* _Stated task_
Find each line with the word "items" and copy it.

* _Entries shown_
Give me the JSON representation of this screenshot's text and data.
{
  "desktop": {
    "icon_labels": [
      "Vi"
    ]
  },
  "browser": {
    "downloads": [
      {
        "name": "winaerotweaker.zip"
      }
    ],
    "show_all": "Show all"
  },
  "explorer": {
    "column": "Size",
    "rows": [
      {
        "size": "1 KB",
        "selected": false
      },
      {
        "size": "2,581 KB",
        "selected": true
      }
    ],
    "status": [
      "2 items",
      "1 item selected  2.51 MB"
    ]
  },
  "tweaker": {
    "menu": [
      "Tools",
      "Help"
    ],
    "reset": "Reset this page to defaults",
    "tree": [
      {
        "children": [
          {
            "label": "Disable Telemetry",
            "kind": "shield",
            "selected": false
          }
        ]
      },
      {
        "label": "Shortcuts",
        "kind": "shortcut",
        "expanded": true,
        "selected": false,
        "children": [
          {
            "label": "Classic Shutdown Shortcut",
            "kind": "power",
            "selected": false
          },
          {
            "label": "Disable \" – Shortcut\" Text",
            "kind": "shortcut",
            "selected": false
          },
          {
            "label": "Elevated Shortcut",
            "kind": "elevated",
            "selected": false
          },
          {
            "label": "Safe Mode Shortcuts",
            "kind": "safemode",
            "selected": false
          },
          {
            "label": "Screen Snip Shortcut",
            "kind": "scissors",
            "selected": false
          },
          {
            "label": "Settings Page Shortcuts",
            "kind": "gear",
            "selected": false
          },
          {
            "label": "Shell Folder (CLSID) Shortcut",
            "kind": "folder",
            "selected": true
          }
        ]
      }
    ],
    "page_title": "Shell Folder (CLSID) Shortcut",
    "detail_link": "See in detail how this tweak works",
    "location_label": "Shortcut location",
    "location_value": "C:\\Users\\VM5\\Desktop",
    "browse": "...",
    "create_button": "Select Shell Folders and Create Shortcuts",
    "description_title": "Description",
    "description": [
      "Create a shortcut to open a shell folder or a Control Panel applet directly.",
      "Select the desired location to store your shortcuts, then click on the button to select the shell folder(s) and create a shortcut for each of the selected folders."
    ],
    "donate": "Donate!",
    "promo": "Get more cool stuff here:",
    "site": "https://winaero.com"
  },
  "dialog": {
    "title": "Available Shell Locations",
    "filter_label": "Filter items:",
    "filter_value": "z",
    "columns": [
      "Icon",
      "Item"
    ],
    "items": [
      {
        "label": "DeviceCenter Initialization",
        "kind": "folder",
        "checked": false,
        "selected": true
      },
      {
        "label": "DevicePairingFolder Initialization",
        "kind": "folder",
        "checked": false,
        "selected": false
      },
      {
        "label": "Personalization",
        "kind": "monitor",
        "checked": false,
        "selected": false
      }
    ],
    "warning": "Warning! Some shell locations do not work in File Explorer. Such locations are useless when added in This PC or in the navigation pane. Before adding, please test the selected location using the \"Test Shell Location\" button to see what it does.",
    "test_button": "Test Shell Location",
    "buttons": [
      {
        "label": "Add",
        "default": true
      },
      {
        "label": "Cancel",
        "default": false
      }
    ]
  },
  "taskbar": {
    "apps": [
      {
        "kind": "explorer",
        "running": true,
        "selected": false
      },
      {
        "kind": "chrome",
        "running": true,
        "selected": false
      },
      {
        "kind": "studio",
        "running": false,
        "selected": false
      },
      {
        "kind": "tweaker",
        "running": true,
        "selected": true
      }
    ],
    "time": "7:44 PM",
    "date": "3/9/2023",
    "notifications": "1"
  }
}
---
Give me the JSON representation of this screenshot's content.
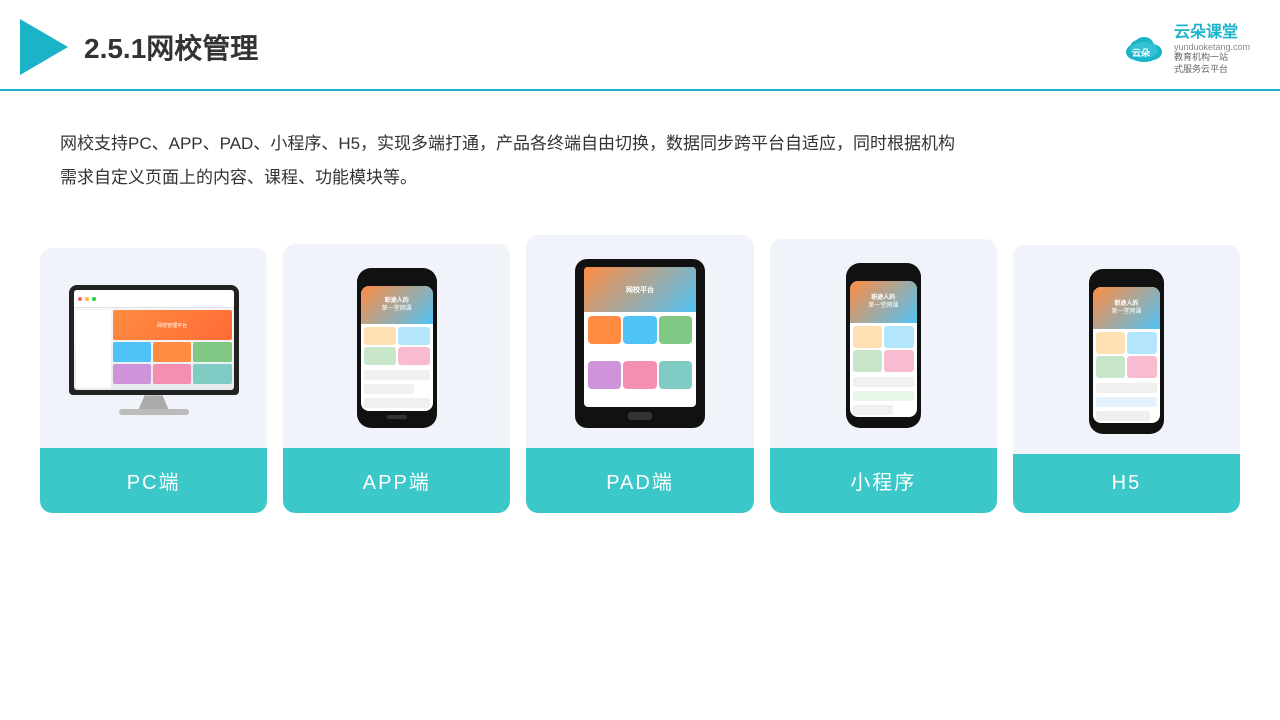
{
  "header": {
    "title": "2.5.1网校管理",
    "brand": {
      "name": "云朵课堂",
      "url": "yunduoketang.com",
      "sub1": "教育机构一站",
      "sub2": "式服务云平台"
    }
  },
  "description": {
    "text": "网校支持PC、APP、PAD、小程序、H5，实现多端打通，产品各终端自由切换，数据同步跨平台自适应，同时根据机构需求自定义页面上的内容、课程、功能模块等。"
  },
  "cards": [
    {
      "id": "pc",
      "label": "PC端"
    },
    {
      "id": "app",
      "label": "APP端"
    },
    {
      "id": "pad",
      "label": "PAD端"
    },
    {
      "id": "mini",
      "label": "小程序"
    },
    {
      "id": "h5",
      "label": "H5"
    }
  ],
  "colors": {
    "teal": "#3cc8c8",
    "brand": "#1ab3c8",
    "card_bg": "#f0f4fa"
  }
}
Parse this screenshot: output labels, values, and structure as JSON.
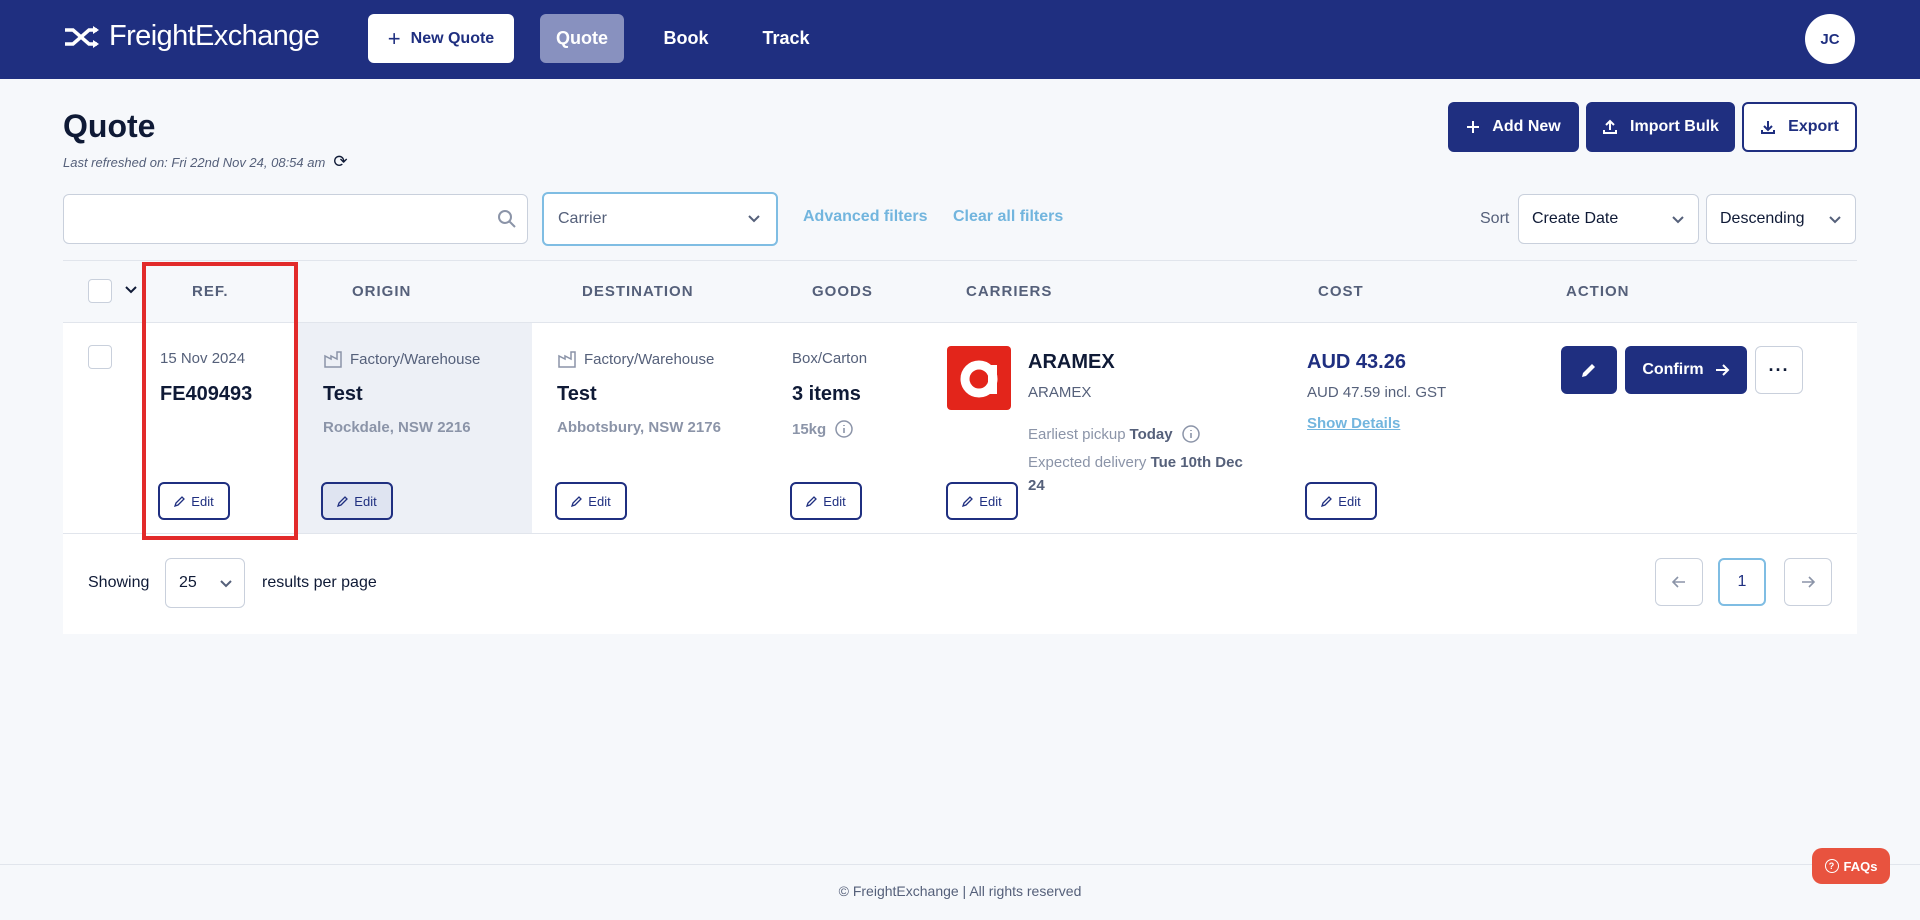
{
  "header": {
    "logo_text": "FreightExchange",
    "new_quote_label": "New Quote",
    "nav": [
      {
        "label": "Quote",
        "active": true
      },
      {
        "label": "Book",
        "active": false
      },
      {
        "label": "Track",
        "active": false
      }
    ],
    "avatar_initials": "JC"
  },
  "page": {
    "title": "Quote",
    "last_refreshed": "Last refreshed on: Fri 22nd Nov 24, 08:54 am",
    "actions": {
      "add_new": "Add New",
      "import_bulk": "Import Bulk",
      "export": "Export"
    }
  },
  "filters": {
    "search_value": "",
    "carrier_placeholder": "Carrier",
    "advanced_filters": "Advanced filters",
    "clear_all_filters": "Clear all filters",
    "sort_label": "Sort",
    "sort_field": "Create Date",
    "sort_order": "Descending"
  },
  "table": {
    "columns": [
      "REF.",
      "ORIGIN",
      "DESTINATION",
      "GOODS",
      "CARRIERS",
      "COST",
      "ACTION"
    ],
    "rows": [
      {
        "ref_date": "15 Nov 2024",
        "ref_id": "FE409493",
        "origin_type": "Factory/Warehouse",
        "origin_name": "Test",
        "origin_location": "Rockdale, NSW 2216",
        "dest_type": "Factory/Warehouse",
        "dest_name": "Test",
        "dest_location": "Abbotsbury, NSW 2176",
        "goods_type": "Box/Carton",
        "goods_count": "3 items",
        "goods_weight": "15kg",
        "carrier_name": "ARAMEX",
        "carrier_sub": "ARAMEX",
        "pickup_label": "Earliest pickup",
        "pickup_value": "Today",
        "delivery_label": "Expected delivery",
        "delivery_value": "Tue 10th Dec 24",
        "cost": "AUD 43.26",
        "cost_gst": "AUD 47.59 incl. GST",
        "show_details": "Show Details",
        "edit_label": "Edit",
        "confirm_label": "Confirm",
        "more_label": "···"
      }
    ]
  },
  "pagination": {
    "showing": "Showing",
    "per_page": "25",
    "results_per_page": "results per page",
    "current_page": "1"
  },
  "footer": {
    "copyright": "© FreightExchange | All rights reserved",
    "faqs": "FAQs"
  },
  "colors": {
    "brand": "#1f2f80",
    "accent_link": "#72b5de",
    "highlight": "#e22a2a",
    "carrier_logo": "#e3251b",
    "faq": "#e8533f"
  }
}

* _Solution for this exercise_
      "2 items",
    "filter_label": "Filter items:",
    "items": [
        "goods_count": "3 items",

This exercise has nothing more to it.